Source text >>
____

Quick Tips to Improve Training Quality
Creating elearning can be both time-consuming and intense. To help make it a little easier, here are three tips that can have an outsized effect.
Link objectives to content.
If you use an objective-driven process (and you should), include a text reference to each objective when you write the content related to the objective’s topic.
How does this help? It ensures that the screen content is clearly related to an objective. (At Microassist, we do this with a short text description—such as “EO1 List the things”—in the notes section of our PowerPoint storyboard.) If a subject matter expert says, “We need to talk about X,” the response can be “Which objective should I link this to?” (If the answer is “none,” congratulations! Scope creep has been prevented.) As a bonus, if each knowledge check or exam question also includes a text reference to the objective, you’ve ensured that each question measures an objective and has content that addresses it.
Read the course out loud.
Before the course is finalized, read the text—screen content, narration, everything—out loud.

____

Set problem 1 >>
Please copy out the training-quality tips word for word, from the heading to the final line.

Records shown >>

____

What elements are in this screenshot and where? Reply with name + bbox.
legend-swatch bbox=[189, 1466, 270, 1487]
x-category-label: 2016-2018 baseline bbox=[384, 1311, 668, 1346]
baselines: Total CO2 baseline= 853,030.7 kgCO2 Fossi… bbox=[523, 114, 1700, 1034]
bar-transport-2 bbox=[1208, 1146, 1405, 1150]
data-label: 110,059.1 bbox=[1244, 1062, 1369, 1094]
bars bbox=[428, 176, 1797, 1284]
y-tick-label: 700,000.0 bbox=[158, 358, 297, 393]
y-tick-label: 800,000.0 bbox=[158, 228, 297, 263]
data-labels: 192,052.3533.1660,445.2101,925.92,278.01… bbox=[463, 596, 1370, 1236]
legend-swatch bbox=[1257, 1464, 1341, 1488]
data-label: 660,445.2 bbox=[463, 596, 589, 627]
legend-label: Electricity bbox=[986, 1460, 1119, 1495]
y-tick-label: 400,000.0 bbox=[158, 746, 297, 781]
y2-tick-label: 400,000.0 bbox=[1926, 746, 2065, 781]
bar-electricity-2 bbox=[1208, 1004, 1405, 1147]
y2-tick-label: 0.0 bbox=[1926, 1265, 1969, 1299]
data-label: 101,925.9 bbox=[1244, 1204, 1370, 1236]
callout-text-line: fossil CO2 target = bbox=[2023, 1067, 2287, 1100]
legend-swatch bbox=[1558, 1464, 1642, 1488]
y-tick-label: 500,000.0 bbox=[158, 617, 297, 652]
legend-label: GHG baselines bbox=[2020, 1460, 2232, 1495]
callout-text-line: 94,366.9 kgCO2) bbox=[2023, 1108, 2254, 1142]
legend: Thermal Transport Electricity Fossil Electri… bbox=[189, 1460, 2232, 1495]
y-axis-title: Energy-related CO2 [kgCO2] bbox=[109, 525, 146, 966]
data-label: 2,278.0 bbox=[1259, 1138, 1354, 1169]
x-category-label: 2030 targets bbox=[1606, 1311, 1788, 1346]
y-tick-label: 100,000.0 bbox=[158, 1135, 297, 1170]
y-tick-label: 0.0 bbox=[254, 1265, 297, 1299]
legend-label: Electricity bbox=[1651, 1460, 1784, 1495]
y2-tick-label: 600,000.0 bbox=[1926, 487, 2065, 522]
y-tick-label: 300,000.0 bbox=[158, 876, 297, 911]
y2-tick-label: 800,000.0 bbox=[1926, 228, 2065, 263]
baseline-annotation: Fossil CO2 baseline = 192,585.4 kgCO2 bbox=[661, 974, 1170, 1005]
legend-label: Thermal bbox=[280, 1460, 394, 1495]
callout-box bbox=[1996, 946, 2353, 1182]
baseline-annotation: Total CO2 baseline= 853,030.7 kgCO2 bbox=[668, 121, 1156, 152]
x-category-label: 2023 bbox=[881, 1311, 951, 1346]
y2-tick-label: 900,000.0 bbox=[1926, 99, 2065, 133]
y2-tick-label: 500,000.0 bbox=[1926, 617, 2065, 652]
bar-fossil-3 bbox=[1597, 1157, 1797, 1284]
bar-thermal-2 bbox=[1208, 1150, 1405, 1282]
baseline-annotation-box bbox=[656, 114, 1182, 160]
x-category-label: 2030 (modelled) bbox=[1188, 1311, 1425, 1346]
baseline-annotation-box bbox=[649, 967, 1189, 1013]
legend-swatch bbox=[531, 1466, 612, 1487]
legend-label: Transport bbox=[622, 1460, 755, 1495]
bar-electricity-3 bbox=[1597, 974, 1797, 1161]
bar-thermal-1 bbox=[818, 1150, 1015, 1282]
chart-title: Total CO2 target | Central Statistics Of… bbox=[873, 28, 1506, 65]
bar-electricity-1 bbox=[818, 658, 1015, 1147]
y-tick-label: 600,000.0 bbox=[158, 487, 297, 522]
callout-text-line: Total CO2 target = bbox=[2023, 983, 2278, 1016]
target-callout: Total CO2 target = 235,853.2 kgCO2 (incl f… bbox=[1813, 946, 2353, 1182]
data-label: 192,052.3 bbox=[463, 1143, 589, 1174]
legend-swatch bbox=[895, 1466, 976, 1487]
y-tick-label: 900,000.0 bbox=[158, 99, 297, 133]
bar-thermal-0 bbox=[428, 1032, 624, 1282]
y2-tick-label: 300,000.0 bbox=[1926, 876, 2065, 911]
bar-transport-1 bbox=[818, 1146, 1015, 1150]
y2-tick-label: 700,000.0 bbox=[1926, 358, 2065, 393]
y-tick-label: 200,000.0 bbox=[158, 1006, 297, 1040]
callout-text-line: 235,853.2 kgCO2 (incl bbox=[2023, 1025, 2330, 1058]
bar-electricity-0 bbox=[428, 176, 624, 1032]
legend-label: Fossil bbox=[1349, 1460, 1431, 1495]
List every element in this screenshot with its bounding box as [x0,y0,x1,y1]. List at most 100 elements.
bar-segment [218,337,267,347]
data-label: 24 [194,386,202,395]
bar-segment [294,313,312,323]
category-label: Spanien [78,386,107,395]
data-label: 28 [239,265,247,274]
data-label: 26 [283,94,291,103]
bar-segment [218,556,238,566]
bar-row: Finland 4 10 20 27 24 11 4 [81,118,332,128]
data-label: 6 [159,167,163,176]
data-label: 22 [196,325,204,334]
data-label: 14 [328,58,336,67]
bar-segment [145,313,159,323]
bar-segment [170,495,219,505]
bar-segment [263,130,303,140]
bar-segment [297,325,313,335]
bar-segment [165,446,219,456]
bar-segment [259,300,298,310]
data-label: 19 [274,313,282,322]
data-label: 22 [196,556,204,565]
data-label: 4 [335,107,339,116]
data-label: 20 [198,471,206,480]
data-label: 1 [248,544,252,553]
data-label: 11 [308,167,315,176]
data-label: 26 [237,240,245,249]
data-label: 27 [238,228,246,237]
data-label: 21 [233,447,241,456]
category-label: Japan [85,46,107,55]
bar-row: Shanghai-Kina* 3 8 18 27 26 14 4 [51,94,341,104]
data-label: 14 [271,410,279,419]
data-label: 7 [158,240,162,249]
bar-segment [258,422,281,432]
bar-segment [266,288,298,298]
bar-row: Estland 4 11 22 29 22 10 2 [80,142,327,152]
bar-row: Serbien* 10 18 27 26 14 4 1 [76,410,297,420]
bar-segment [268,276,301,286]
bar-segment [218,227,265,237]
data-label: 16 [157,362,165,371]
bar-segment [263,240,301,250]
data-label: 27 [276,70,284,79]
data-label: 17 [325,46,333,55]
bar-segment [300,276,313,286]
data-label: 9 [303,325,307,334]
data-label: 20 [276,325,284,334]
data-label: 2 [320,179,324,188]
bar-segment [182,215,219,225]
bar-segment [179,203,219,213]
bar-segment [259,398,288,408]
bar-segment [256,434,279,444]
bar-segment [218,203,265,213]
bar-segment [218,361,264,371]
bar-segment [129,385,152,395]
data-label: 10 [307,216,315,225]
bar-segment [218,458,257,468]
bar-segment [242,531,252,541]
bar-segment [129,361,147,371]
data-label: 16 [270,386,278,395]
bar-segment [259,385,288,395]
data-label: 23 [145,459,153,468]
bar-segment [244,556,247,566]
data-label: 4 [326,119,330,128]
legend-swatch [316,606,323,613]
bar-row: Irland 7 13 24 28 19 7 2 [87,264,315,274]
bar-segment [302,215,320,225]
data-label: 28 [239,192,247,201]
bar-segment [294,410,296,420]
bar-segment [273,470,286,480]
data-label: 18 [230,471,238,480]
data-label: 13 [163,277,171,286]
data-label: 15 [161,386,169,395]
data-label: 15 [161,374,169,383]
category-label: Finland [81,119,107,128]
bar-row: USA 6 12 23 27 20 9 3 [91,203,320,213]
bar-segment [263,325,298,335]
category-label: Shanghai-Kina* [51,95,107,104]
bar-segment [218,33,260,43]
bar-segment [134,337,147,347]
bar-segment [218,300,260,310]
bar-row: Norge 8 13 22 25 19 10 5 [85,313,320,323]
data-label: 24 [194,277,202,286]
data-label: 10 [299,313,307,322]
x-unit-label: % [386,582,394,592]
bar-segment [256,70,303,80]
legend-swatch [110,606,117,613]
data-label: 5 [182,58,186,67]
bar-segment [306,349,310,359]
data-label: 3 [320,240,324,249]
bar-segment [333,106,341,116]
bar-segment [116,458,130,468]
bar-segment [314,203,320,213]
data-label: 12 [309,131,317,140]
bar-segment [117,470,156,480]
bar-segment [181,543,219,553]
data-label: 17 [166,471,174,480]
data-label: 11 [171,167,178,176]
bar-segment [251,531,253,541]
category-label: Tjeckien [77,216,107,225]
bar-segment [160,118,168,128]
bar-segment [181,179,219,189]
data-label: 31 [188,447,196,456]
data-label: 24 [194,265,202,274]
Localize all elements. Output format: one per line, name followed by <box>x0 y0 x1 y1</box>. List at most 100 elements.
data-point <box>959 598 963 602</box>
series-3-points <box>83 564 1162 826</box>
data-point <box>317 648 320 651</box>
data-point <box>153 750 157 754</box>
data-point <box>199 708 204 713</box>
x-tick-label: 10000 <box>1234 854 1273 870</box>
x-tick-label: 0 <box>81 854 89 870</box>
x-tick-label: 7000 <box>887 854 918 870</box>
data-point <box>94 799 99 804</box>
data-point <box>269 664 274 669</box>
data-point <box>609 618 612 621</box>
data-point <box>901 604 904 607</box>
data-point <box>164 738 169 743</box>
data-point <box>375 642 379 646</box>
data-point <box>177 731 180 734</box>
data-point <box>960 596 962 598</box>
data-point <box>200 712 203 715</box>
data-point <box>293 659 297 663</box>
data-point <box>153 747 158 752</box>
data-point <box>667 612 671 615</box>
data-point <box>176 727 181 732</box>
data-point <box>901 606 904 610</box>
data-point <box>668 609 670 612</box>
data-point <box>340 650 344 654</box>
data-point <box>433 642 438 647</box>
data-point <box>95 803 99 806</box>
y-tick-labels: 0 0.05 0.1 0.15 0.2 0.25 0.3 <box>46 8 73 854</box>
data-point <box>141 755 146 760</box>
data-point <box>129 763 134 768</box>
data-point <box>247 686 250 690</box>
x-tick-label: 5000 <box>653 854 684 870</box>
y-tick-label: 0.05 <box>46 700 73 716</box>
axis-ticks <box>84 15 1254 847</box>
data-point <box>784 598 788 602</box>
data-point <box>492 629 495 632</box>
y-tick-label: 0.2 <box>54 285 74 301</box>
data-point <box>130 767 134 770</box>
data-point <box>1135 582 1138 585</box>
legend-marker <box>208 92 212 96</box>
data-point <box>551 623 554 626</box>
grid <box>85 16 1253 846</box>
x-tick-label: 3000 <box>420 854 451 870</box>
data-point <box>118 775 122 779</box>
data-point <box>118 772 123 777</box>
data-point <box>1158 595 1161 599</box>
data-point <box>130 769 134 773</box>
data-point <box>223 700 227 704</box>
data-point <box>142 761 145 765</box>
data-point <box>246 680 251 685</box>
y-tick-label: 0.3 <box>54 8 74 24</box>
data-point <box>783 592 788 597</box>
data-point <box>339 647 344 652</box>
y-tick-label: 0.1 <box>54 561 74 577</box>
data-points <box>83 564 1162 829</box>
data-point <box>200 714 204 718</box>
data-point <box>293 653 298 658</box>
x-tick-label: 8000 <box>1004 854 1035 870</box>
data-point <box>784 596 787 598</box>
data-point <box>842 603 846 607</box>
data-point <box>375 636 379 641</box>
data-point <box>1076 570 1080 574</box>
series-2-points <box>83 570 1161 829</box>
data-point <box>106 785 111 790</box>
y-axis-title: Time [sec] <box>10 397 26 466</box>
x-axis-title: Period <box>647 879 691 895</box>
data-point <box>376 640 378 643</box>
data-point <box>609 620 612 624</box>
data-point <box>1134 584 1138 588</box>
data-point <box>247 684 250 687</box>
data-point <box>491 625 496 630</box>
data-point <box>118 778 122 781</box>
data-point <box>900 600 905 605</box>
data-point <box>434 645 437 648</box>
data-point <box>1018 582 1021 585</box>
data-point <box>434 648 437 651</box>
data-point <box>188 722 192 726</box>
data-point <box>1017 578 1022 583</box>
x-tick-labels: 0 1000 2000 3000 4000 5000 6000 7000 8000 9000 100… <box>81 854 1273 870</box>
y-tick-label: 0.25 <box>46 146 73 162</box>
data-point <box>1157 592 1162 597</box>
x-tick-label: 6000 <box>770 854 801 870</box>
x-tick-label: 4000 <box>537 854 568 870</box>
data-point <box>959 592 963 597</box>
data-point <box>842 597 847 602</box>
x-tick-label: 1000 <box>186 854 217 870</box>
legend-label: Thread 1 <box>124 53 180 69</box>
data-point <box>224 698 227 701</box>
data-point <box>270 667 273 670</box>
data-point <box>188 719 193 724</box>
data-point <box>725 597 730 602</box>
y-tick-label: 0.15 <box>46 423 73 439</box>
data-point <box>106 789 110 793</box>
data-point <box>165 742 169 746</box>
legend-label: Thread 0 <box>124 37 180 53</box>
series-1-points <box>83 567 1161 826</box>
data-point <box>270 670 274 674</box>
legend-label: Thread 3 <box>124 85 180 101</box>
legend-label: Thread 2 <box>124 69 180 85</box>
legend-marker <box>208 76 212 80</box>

____

Set problem 2 >>
Reproduce the lines of the entries without any change: begin at the first line of the entries and stop after the line that contains "y-tick-label: 500,000.0 bbox=[158, 617, 297, 652]".

Complete response 1 >>
Quick Tips to Improve Training Quality
Creating elearning can be both time-consuming and intense. To help make it a little easier, here are three tips that can have an outsized effect.
Link objectives to content.
If you use an objective-driven process (and you should), include a text reference to each objective when you write the content related to the objective’s topic.
How does this help? It ensures that the screen content is clearly related to an objective. (At Microassist, we do this with a short text description—such as “EO1 List the things”—in the notes section of our PowerPoint storyboard.) If a subject matter expert says, “We need to talk about X,” the response can be “Which objective should I link this to?” (If the answer is “none,” congratulations! Scope creep has been prevented.) As a bonus, if each knowledge check or exam question also includes a text reference to the objective, you’ve ensured that each question measures an objective and has content that addresses it.
Read the course out loud.
Before the course is finalized, read the text—screen content, narration, everything—out loud.

Complete response 2 >>
What elements are in this screenshot and where? Reply with name + bbox.
legend-swatch bbox=[189, 1466, 270, 1487]
x-category-label: 2016-2018 baseline bbox=[384, 1311, 668, 1346]
baselines: Total CO2 baseline= 853,030.7 kgCO2 Fossi… bbox=[523, 114, 1700, 1034]
bar-transport-2 bbox=[1208, 1146, 1405, 1150]
data-label: 110,059.1 bbox=[1244, 1062, 1369, 1094]
bars bbox=[428, 176, 1797, 1284]
y-tick-label: 700,000.0 bbox=[158, 358, 297, 393]
y-tick-label: 800,000.0 bbox=[158, 228, 297, 263]
data-labels: 192,052.3533.1660,445.2101,925.92,278.01… bbox=[463, 596, 1370, 1236]
legend-swatch bbox=[1257, 1464, 1341, 1488]
data-label: 660,445.2 bbox=[463, 596, 589, 627]
legend-label: Electricity bbox=[986, 1460, 1119, 1495]
y-tick-label: 400,000.0 bbox=[158, 746, 297, 781]
y2-tick-label: 400,000.0 bbox=[1926, 746, 2065, 781]
bar-electricity-2 bbox=[1208, 1004, 1405, 1147]
y2-tick-label: 0.0 bbox=[1926, 1265, 1969, 1299]
data-label: 101,925.9 bbox=[1244, 1204, 1370, 1236]
callout-text-line: fossil CO2 target = bbox=[2023, 1067, 2287, 1100]
legend-swatch bbox=[1558, 1464, 1642, 1488]
y-tick-label: 500,000.0 bbox=[158, 617, 297, 652]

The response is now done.